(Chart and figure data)
********
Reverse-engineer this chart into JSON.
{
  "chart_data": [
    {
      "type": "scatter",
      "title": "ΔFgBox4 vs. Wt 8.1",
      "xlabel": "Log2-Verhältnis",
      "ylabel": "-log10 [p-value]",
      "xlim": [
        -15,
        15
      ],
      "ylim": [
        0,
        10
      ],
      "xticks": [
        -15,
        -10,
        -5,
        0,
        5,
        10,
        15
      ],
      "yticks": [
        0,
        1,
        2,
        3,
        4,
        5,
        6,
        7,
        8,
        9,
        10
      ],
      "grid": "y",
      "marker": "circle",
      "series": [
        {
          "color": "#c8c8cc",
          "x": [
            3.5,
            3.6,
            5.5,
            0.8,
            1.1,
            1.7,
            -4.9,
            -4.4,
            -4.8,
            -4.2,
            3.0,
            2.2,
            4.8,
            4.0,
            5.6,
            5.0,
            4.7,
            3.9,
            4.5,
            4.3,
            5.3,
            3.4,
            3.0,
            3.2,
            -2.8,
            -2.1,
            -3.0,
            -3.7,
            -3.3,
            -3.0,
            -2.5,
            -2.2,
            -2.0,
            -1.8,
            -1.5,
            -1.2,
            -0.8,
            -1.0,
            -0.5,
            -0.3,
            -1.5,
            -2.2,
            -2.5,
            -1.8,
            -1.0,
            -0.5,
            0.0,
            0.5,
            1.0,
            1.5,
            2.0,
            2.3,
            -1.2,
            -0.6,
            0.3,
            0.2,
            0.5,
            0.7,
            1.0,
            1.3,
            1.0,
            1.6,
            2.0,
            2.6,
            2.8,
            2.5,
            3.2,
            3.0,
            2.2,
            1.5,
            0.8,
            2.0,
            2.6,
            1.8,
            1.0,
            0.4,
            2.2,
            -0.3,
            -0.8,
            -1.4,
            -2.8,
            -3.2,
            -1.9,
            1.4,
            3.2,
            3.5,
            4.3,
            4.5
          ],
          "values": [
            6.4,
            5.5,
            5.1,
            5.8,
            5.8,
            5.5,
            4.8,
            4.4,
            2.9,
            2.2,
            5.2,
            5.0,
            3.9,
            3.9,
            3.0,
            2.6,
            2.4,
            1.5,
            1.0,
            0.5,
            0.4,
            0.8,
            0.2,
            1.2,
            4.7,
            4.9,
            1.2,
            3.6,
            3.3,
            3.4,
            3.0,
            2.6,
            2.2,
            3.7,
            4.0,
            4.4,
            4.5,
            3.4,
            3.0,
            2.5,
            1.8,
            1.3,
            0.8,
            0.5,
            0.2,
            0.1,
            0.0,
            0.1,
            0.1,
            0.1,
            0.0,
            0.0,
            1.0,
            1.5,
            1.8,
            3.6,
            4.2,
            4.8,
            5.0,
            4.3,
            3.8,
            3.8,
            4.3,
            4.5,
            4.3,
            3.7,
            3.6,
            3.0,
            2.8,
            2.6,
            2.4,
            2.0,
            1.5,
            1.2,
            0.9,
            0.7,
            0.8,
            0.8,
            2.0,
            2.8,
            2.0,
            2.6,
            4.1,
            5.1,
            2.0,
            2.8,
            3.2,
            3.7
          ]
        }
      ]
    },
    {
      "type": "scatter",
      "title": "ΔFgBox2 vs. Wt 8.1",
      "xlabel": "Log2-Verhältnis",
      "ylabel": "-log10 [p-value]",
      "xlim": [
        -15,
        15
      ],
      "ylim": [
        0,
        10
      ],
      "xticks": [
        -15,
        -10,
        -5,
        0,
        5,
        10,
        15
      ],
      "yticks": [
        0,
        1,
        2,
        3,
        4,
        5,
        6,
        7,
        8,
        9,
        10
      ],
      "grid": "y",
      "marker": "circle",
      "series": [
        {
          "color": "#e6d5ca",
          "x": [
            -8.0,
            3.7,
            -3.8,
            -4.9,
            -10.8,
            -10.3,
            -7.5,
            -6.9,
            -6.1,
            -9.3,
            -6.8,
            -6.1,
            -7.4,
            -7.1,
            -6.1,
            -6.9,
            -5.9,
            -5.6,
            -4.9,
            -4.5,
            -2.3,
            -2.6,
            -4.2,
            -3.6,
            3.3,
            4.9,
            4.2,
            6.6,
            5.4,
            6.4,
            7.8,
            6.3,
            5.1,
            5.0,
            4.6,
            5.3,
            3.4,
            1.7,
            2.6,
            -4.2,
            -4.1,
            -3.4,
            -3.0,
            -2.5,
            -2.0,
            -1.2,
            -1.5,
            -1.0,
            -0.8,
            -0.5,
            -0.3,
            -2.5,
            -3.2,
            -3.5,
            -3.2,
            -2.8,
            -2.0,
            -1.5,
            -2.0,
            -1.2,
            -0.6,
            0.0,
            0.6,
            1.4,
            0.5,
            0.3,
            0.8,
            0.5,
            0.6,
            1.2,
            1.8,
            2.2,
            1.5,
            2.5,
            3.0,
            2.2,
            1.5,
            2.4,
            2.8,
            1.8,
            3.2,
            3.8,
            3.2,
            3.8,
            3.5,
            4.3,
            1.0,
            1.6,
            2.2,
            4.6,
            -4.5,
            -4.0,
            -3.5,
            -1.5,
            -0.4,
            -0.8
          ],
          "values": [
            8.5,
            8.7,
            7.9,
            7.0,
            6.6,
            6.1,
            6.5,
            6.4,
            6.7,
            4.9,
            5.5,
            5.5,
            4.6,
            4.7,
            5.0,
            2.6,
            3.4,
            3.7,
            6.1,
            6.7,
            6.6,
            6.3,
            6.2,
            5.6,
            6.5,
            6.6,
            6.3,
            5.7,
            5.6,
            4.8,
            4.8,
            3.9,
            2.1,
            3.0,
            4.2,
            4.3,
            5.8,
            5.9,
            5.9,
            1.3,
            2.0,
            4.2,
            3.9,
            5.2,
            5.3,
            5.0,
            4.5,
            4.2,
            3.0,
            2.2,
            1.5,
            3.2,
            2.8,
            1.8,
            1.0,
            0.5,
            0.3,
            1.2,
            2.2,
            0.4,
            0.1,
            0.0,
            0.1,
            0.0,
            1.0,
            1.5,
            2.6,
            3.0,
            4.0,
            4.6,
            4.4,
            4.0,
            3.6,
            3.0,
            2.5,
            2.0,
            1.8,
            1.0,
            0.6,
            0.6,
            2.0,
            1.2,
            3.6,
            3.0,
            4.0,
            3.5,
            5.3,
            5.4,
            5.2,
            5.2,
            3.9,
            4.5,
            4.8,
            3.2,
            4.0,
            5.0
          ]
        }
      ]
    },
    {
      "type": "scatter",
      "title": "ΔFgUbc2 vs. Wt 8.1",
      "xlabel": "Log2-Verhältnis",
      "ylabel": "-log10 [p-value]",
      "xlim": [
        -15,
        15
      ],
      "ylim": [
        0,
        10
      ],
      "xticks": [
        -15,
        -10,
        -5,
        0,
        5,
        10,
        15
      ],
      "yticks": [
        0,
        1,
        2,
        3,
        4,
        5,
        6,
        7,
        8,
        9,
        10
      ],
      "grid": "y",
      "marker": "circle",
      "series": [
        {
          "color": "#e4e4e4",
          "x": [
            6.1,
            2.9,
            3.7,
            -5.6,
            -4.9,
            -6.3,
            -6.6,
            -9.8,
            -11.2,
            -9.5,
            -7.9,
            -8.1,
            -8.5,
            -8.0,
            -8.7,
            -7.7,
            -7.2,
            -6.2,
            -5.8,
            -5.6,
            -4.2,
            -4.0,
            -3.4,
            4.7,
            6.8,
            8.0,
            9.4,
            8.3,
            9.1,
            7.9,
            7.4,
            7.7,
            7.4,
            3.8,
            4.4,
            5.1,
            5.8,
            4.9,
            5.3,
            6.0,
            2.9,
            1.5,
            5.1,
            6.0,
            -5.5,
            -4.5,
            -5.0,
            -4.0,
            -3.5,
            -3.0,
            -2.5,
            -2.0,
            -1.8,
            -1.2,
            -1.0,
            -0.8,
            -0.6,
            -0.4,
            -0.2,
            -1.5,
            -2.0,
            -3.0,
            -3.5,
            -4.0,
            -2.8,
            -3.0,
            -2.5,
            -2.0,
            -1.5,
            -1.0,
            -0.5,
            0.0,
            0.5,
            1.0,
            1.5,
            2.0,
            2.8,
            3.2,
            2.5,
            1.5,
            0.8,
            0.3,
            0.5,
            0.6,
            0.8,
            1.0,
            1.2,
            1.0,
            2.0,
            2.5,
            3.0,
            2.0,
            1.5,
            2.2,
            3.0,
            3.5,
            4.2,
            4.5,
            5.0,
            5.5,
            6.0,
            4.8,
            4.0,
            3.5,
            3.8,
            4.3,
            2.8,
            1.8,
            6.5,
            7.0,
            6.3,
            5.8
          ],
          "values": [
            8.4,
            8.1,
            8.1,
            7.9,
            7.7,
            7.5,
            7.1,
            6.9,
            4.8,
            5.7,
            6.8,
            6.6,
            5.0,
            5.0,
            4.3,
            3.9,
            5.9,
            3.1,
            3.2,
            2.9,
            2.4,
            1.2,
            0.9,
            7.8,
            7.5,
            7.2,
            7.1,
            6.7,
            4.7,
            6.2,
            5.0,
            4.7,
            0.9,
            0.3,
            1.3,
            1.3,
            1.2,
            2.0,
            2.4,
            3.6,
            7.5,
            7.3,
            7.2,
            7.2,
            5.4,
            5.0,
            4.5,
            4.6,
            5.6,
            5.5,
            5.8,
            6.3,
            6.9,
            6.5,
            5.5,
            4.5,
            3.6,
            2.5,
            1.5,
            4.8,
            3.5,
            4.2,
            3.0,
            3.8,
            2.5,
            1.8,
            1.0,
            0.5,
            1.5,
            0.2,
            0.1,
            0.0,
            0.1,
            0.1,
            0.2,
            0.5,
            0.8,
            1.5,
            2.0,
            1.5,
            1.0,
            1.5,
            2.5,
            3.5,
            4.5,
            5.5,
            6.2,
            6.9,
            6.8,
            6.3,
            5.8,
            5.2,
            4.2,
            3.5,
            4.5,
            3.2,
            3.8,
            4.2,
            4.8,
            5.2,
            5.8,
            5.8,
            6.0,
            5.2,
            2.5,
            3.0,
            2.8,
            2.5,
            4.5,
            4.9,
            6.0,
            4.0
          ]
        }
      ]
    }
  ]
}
********
* **Instruction**
Tally the lines of the data that hold the string "title". Answer with the number and nothing more.

* **Correct answer**
3